Exercise directions:
Gather from the listing below each line that includes the word "closed", and copy it.

──────

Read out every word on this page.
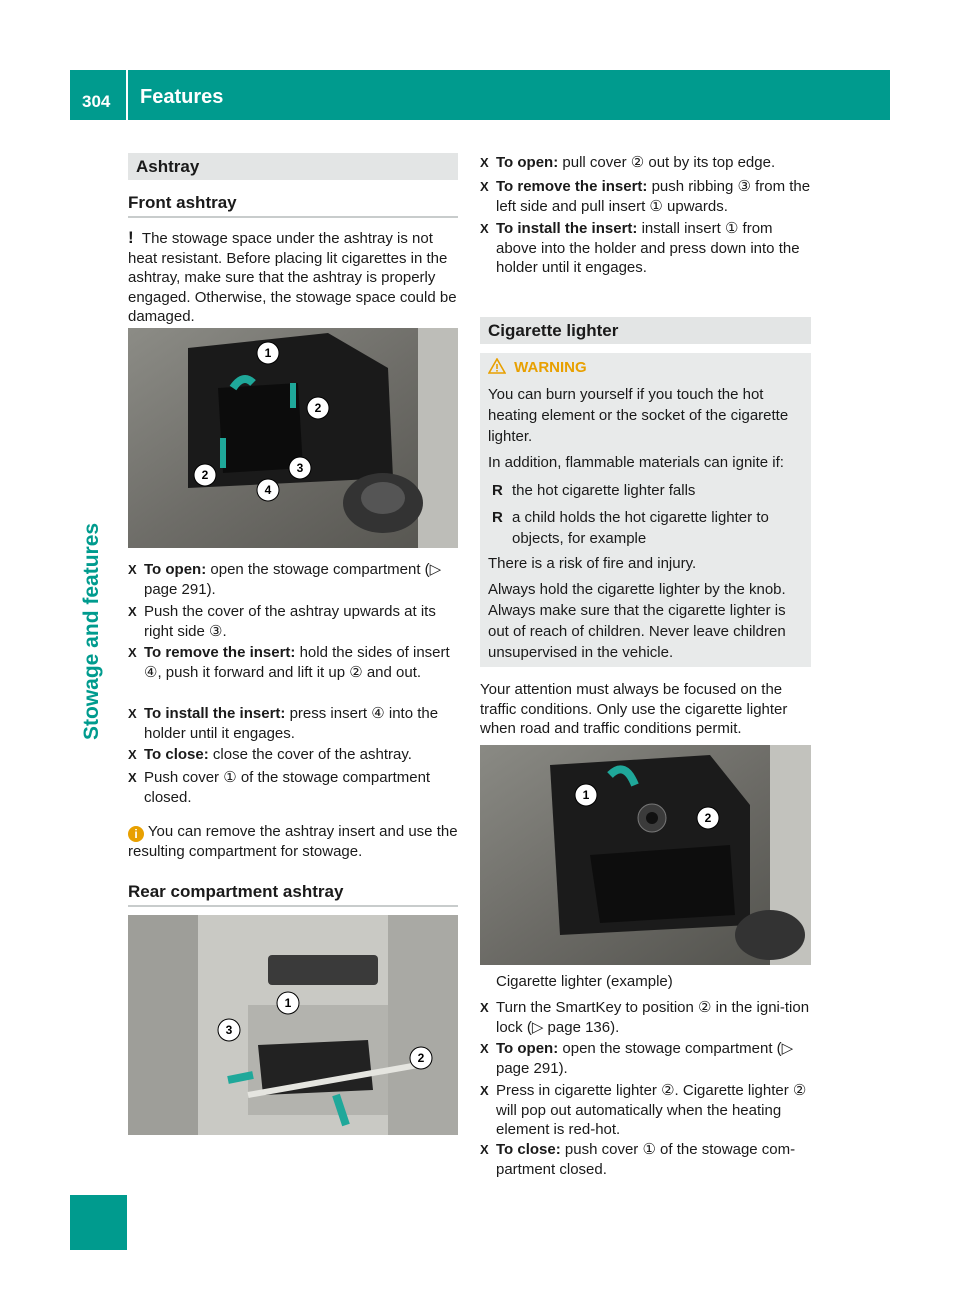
304 Features
Stowage and features
Ashtray
Front ashtray
! The stowage space under the ashtray is not heat resistant. Before placing lit cigarettes in the ashtray, make sure that the ashtray is properly engaged. Otherwise, the stowage space could be damaged.
1
2
2	3
4
X To open: open the stowage compartment (▷ page 291).
X Push the cover of the ashtray upwards at its right side ③.
X To remove the insert: hold the sides of insert ④, push it forward and lift it up ② and out.
X To install the insert: press insert ④ into the holder until it engages.
X To close: close the cover of the ashtray.
X Push cover ① of the stowage compartment closed.
i You can remove the ashtray insert and use the resulting compartment for stowage.
Rear compartment ashtray
1
2
3
X To open: pull cover ② out by its top edge.
X To remove the insert: push ribbing ③ from the left side and pull insert ① upwards.
X To install the insert: install insert ① from above into the holder and press down into the holder until it engages.
Cigarette lighter
WARNING
You can burn yourself if you touch the hot heating element or the socket of the cigarette lighter.
In addition, flammable materials can ignite if:
R the hot cigarette lighter falls
R a child holds the hot cigarette lighter to objects, for example
There is a risk of fire and injury.
Always hold the cigarette lighter by the knob. Always make sure that the cigarette lighter is out of reach of children. Never leave children unsupervised in the vehicle.
Your attention must always be focused on the traffic conditions. Only use the cigarette lighter when road and traffic conditions permit.
1
2
Cigarette lighter (example)
X Turn the SmartKey to position ② in the igni-tion lock (▷ page 136).
X To open: open the stowage compartment (▷ page 291).
X Press in cigarette lighter ②. Cigarette lighter ② will pop out automatically when the heating element is red-hot.
X To close: push cover ① of the stowage com-partment closed.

──────

Solution below:
X Push cover ① of the stowage compartment closed.
X To close: push cover ① of the stowage com-partment closed.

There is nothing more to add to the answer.